── Data extracts
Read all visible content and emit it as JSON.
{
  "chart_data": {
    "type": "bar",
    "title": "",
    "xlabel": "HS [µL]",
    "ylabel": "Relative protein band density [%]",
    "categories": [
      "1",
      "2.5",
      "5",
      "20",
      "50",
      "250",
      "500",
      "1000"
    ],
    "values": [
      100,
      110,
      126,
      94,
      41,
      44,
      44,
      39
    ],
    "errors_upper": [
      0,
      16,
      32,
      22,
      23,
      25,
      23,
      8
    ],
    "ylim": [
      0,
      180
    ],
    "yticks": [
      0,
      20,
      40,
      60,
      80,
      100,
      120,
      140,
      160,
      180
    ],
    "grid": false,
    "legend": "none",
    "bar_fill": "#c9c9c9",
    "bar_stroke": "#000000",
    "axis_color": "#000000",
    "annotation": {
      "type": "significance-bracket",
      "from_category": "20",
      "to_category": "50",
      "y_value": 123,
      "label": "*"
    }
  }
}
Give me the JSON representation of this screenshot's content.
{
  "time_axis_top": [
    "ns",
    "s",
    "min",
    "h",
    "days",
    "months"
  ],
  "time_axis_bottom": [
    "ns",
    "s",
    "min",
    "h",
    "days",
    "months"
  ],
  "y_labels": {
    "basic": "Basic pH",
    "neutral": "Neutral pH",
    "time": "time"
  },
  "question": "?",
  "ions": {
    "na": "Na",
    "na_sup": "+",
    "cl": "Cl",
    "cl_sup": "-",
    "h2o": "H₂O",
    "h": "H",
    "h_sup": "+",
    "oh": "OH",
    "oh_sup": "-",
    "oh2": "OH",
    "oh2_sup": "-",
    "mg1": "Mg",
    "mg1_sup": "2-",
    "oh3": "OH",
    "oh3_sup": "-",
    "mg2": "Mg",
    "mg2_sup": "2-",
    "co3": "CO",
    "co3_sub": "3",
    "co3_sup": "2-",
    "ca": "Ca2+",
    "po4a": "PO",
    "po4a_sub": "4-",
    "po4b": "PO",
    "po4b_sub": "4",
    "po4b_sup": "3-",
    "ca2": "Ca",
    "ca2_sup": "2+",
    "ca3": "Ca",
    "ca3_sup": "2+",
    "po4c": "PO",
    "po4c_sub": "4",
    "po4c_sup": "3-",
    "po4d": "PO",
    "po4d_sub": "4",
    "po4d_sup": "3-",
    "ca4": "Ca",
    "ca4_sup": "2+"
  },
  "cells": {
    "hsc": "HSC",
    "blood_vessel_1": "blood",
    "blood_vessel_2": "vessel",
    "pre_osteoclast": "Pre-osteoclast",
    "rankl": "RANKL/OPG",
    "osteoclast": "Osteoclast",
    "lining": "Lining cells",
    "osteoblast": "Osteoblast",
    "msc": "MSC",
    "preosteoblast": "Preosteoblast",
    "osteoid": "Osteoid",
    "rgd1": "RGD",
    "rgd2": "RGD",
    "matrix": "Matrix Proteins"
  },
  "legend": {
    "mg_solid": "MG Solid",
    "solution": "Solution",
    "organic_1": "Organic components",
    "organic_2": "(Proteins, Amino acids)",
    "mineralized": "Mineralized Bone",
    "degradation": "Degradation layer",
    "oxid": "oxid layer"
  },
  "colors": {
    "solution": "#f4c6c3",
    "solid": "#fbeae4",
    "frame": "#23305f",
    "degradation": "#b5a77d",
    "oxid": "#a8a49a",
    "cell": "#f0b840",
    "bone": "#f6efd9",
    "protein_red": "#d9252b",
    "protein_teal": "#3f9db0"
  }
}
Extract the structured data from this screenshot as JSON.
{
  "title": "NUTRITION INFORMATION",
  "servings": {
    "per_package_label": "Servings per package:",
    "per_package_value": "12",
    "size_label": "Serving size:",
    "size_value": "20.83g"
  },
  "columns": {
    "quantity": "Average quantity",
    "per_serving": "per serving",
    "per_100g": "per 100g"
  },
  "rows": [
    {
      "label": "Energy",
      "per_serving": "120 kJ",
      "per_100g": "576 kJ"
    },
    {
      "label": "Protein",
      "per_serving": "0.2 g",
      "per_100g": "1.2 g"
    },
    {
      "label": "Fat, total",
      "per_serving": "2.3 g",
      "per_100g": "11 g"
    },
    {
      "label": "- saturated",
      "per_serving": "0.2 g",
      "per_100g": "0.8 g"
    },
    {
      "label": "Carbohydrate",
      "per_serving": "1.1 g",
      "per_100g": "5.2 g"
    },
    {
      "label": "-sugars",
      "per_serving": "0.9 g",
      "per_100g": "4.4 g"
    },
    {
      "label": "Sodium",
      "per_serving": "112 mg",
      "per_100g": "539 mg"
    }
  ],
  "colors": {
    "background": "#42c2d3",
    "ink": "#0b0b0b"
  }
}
────
**What is needed:**
Each line above must be reproduced exactly as it stands.

**Response to this exercise:**
Read all visible content and emit it as JSON.
{
  "chart_data": {
    "type": "bar",
    "title": "",
    "xlabel": "HS [µL]",
    "ylabel": "Relative protein band density [%]",
    "categories": [
      "1",
      "2.5",
      "5",
      "20",
      "50",
      "250",
      "500",
      "1000"
    ],
    "values": [
      100,
      110,
      126,
      94,
      41,
      44,
      44,
      39
    ],
    "errors_upper": [
      0,
      16,
      32,
      22,
      23,
      25,
      23,
      8
    ],
    "ylim": [
      0,
      180
    ],
    "yticks": [
      0,
      20,
      40,
      60,
      80,
      100,
      120,
      140,
      160,
      180
    ],
    "grid": false,
    "legend": "none",
    "bar_fill": "#c9c9c9",
    "bar_stroke": "#000000",
    "axis_color": "#000000",
    "annotation": {
      "type": "significance-bracket",
      "from_category": "20",
      "to_category": "50",
      "y_value": 123,
      "label": "*"
    }
  }
}
Give me the JSON representation of this screenshot's content.
{
  "time_axis_top": [
    "ns",
    "s",
    "min",
    "h",
    "days",
    "months"
  ],
  "time_axis_bottom": [
    "ns",
    "s",
    "min",
    "h",
    "days",
    "months"
  ],
  "y_labels": {
    "basic": "Basic pH",
    "neutral": "Neutral pH",
    "time": "time"
  },
  "question": "?",
  "ions": {
    "na": "Na",
    "na_sup": "+",
    "cl": "Cl",
    "cl_sup": "-",
    "h2o": "H₂O",
    "h": "H",
    "h_sup": "+",
    "oh": "OH",
    "oh_sup": "-",
    "oh2": "OH",
    "oh2_sup": "-",
    "mg1": "Mg",
    "mg1_sup": "2-",
    "oh3": "OH",
    "oh3_sup": "-",
    "mg2": "Mg",
    "mg2_sup": "2-",
    "co3": "CO",
    "co3_sub": "3",
    "co3_sup": "2-",
    "ca": "Ca2+",
    "po4a": "PO",
    "po4a_sub": "4-",
    "po4b": "PO",
    "po4b_sub": "4",
    "po4b_sup": "3-",
    "ca2": "Ca",
    "ca2_sup": "2+",
    "ca3": "Ca",
    "ca3_sup": "2+",
    "po4c": "PO",
    "po4c_sub": "4",
    "po4c_sup": "3-",
    "po4d": "PO",
    "po4d_sub": "4",
    "po4d_sup": "3-",
    "ca4": "Ca",
    "ca4_sup": "2+"
  },
  "cells": {
    "hsc": "HSC",
    "blood_vessel_1": "blood",
    "blood_vessel_2": "vessel",
    "pre_osteoclast": "Pre-osteoclast",
    "rankl": "RANKL/OPG",
    "osteoclast": "Osteoclast",
    "lining": "Lining cells",
    "osteoblast": "Osteoblast",
    "msc": "MSC",
    "preosteoblast": "Preosteoblast",
    "osteoid": "Osteoid",
    "rgd1": "RGD",
    "rgd2": "RGD",
    "matrix": "Matrix Proteins"
  },
  "legend": {
    "mg_solid": "MG Solid",
    "solution": "Solution",
    "organic_1": "Organic components",
    "organic_2": "(Proteins, Amino acids)",
    "mineralized": "Mineralized Bone",
    "degradation": "Degradation layer",
    "oxid": "oxid layer"
  },
  "colors": {
    "solution": "#f4c6c3",
    "solid": "#fbeae4",
    "frame": "#23305f",
    "degradation": "#b5a77d",
    "oxid": "#a8a49a",
    "cell": "#f0b840",
    "bone": "#f6efd9",
    "protein_red": "#d9252b",
    "protein_teal": "#3f9db0"
  }
}
Extract the structured data from this screenshot as JSON.
{
  "title": "NUTRITION INFORMATION",
  "servings": {
    "per_package_label": "Servings per package:",
    "per_package_value": "12",
    "size_label": "Serving size:",
    "size_value": "20.83g"
  },
  "columns": {
    "quantity": "Average quantity",
    "per_serving": "per serving",
    "per_100g": "per 100g"
  },
  "rows": [
    {
      "label": "Energy",
      "per_serving": "120 kJ",
      "per_100g": "576 kJ"
    },
    {
      "label": "Protein",
      "per_serving": "0.2 g",
      "per_100g": "1.2 g"
    },
    {
      "label": "Fat, total",
      "per_serving": "2.3 g",
      "per_100g": "11 g"
    },
    {
      "label": "- saturated",
      "per_serving": "0.2 g",
      "per_100g": "0.8 g"
    },
    {
      "label": "Carbohydrate",
      "per_serving": "1.1 g",
      "per_100g": "5.2 g"
    },
    {
      "label": "-sugars",
      "per_serving": "0.9 g",
      "per_100g": "4.4 g"
    },
    {
      "label": "Sodium",
      "per_serving": "112 mg",
      "per_100g": "539 mg"
    }
  ],
  "colors": {
    "background": "#42c2d3",
    "ink": "#0b0b0b"
  }
}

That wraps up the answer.